▶ Supplied records
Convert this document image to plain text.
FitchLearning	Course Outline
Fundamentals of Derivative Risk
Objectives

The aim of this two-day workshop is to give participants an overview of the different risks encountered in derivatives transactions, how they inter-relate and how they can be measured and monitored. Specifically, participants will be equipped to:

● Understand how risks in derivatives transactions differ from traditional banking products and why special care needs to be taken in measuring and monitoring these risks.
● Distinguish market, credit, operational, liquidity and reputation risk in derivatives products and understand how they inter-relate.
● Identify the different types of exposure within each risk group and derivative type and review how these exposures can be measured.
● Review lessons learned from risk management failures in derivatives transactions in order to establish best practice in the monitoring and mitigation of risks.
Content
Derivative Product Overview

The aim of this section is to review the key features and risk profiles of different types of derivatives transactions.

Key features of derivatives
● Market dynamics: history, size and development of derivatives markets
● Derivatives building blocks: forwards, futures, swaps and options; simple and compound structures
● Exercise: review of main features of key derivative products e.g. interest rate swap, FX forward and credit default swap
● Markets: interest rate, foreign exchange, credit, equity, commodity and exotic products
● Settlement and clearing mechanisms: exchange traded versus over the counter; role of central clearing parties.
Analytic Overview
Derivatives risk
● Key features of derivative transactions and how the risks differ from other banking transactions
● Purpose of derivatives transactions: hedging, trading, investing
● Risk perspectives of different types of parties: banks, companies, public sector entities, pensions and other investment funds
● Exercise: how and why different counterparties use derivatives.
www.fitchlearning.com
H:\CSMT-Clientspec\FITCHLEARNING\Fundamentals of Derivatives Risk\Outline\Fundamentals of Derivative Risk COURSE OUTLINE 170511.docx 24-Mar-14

▶ What the task asks
From the listing above, reproduce all the lines exactly.

▶ Output for this exercise
Convert this document image to plain text.
FitchLearning	Course Outline
Fundamentals of Derivative Risk
Objectives

The aim of this two-day workshop is to give participants an overview of the different risks encountered in derivatives transactions, how they inter-relate and how they can be measured and monitored. Specifically, participants will be equipped to:

● Understand how risks in derivatives transactions differ from traditional banking products and why special care needs to be taken in measuring and monitoring these risks.
● Distinguish market, credit, operational, liquidity and reputation risk in derivatives products and understand how they inter-relate.
● Identify the different types of exposure within each risk group and derivative type and review how these exposures can be measured.
● Review lessons learned from risk management failures in derivatives transactions in order to establish best practice in the monitoring and mitigation of risks.
Content
Derivative Product Overview

The aim of this section is to review the key features and risk profiles of different types of derivatives transactions.

Key features of derivatives
● Market dynamics: history, size and development of derivatives markets
● Derivatives building blocks: forwards, futures, swaps and options; simple and compound structures
● Exercise: review of main features of key derivative products e.g. interest rate swap, FX forward and credit default swap
● Markets: interest rate, foreign exchange, credit, equity, commodity and exotic products
● Settlement and clearing mechanisms: exchange traded versus over the counter; role of central clearing parties.
Analytic Overview
Derivatives risk
● Key features of derivative transactions and how the risks differ from other banking transactions
● Purpose of derivatives transactions: hedging, trading, investing
● Risk perspectives of different types of parties: banks, companies, public sector entities, pensions and other investment funds
● Exercise: how and why different counterparties use derivatives.
www.fitchlearning.com
H:\CSMT-Clientspec\FITCHLEARNING\Fundamentals of Derivatives Risk\Outline\Fundamentals of Derivative Risk COURSE OUTLINE 170511.docx 24-Mar-14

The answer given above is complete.